Start of DATA SUPPLIED

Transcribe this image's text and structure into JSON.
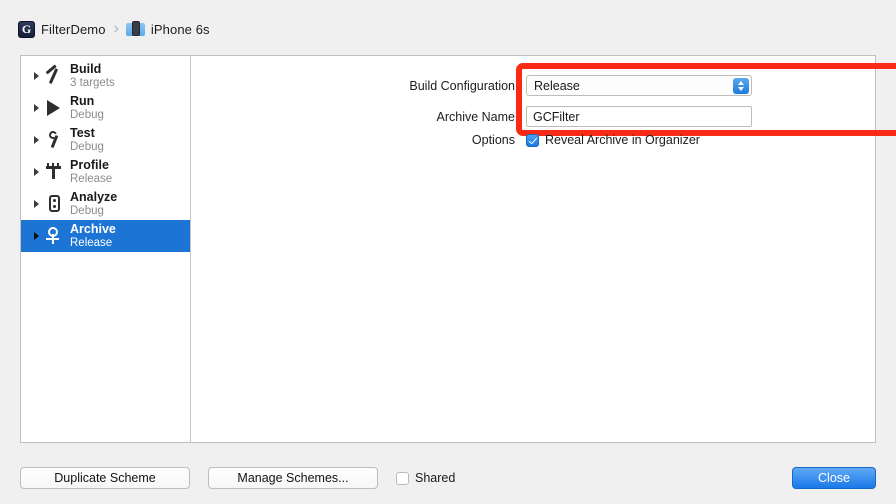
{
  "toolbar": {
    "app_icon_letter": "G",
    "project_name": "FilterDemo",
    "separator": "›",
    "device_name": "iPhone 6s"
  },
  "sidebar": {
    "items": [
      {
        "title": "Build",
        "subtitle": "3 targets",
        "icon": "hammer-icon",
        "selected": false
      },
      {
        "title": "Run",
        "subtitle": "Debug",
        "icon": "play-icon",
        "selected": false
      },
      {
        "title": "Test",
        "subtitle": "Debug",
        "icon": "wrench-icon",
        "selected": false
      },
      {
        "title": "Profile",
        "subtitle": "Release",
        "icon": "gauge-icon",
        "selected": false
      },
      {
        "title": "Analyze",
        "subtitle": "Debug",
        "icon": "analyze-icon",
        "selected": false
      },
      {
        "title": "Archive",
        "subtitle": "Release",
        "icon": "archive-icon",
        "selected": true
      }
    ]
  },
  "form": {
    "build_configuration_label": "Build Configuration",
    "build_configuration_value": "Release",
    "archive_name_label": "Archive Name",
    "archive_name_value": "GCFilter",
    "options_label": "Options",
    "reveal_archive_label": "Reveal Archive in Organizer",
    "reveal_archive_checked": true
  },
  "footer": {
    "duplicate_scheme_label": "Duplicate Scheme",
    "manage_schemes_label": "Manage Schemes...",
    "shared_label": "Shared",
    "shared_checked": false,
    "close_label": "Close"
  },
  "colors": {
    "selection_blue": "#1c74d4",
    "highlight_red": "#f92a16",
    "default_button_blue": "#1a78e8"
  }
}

End of DATA SUPPLIED
Start of DATA SUPPLIED

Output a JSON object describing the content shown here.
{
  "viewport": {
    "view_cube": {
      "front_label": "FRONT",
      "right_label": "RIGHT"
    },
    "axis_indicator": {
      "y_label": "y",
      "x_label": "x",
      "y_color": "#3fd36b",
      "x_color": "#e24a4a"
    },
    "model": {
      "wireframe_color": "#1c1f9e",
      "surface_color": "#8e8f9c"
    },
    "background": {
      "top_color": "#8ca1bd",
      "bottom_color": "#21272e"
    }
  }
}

End of DATA SUPPLIED

▶ PROBLEM DESCRIPTION: Lines that hold the word "true" are the ones to return, every one of them.

▶ RESULT FOR THIS TASK:
        "selected": true
    "reveal_archive_checked": true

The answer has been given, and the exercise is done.